Provided material —
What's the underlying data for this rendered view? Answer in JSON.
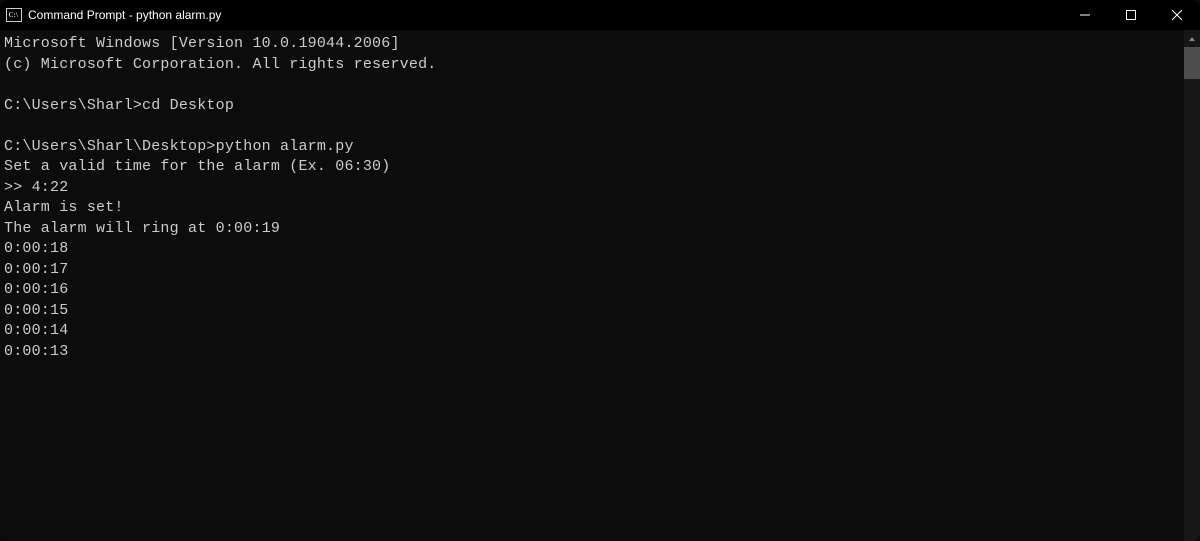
{
  "titlebar": {
    "title": "Command Prompt - python  alarm.py"
  },
  "terminal": {
    "lines": [
      "Microsoft Windows [Version 10.0.19044.2006]",
      "(c) Microsoft Corporation. All rights reserved.",
      "",
      "C:\\Users\\Sharl>cd Desktop",
      "",
      "C:\\Users\\Sharl\\Desktop>python alarm.py",
      "Set a valid time for the alarm (Ex. 06:30)",
      ">> 4:22",
      "Alarm is set!",
      "The alarm will ring at 0:00:19",
      "0:00:18",
      "0:00:17",
      "0:00:16",
      "0:00:15",
      "0:00:14",
      "0:00:13"
    ]
  }
}
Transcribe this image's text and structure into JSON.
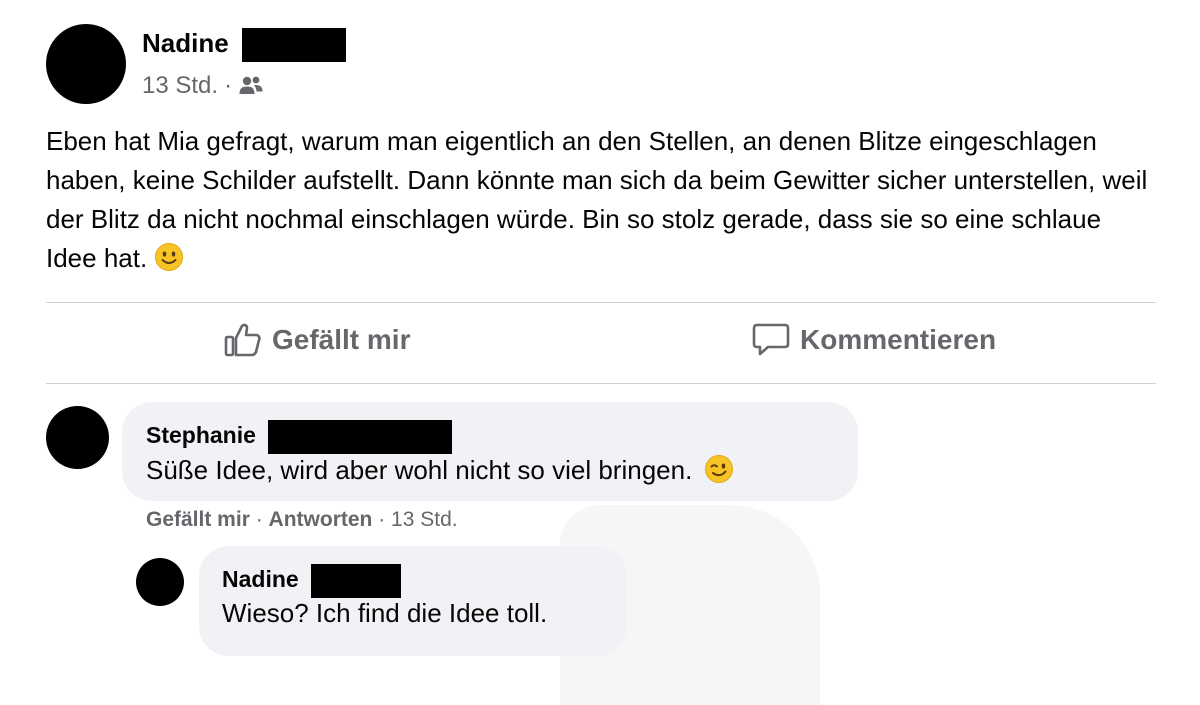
{
  "post": {
    "author": "Nadine",
    "time": "13 Std.",
    "separator": "·",
    "audience_icon": "friends-icon",
    "text": "Eben hat Mia gefragt, warum man eigentlich an den Stellen, an denen Blitze eingeschlagen haben, keine Schilder aufstellt. Dann könnte man sich da beim Gewitter sicher unterstellen, weil der Blitz da nicht nochmal einschlagen würde. Bin so stolz gerade, dass sie so eine schlaue Idee hat.",
    "emoji": "slightly-smiling-face"
  },
  "actions": {
    "like_label": "Gefällt mir",
    "comment_label": "Kommentieren"
  },
  "comments": [
    {
      "author": "Stephanie",
      "text": "Süße Idee, wird aber wohl nicht so viel bringen.",
      "emoji": "winking-face",
      "like_label": "Gefällt mir",
      "reply_label": "Antworten",
      "time": "13 Std."
    },
    {
      "author": "Nadine",
      "text": "Wieso? Ich find die Idee toll."
    }
  ],
  "colors": {
    "secondary_text": "#65676b",
    "bubble": "#f0f2f5",
    "divider": "#ced0d4"
  }
}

Task details —
Take the data above and repeat it exactly, leaving each picture out.

Exercise result —
What's the underlying data for this rendered view? Answer in JSON.
{
  "titlebar": {
    "title": "Command Prompt - python  alarm.py"
  },
  "terminal": {
    "lines": [
      "Microsoft Windows [Version 10.0.19044.2006]",
      "(c) Microsoft Corporation. All rights reserved.",
      "",
      "C:\\Users\\Sharl>cd Desktop",
      "",
      "C:\\Users\\Sharl\\Desktop>python alarm.py",
      "Set a valid time for the alarm (Ex. 06:30)",
      ">> 4:22",
      "Alarm is set!",
      "The alarm will ring at 0:00:19",
      "0:00:18",
      "0:00:17",
      "0:00:16",
      "0:00:15",
      "0:00:14",
      "0:00:13"
    ]
  }
}
Transcribe this image's text and structure into JSON.
{
  "post": {
    "author": "Nadine",
    "time": "13 Std.",
    "separator": "·",
    "audience_icon": "friends-icon",
    "text": "Eben hat Mia gefragt, warum man eigentlich an den Stellen, an denen Blitze eingeschlagen haben, keine Schilder aufstellt. Dann könnte man sich da beim Gewitter sicher unterstellen, weil der Blitz da nicht nochmal einschlagen würde. Bin so stolz gerade, dass sie so eine schlaue Idee hat.",
    "emoji": "slightly-smiling-face"
  },
  "actions": {
    "like_label": "Gefällt mir",
    "comment_label": "Kommentieren"
  },
  "comments": [
    {
      "author": "Stephanie",
      "text": "Süße Idee, wird aber wohl nicht so viel bringen.",
      "emoji": "winking-face",
      "like_label": "Gefällt mir",
      "reply_label": "Antworten",
      "time": "13 Std."
    },
    {
      "author": "Nadine",
      "text": "Wieso? Ich find die Idee toll."
    }
  ],
  "colors": {
    "secondary_text": "#65676b",
    "bubble": "#f0f2f5",
    "divider": "#ced0d4"
  }
}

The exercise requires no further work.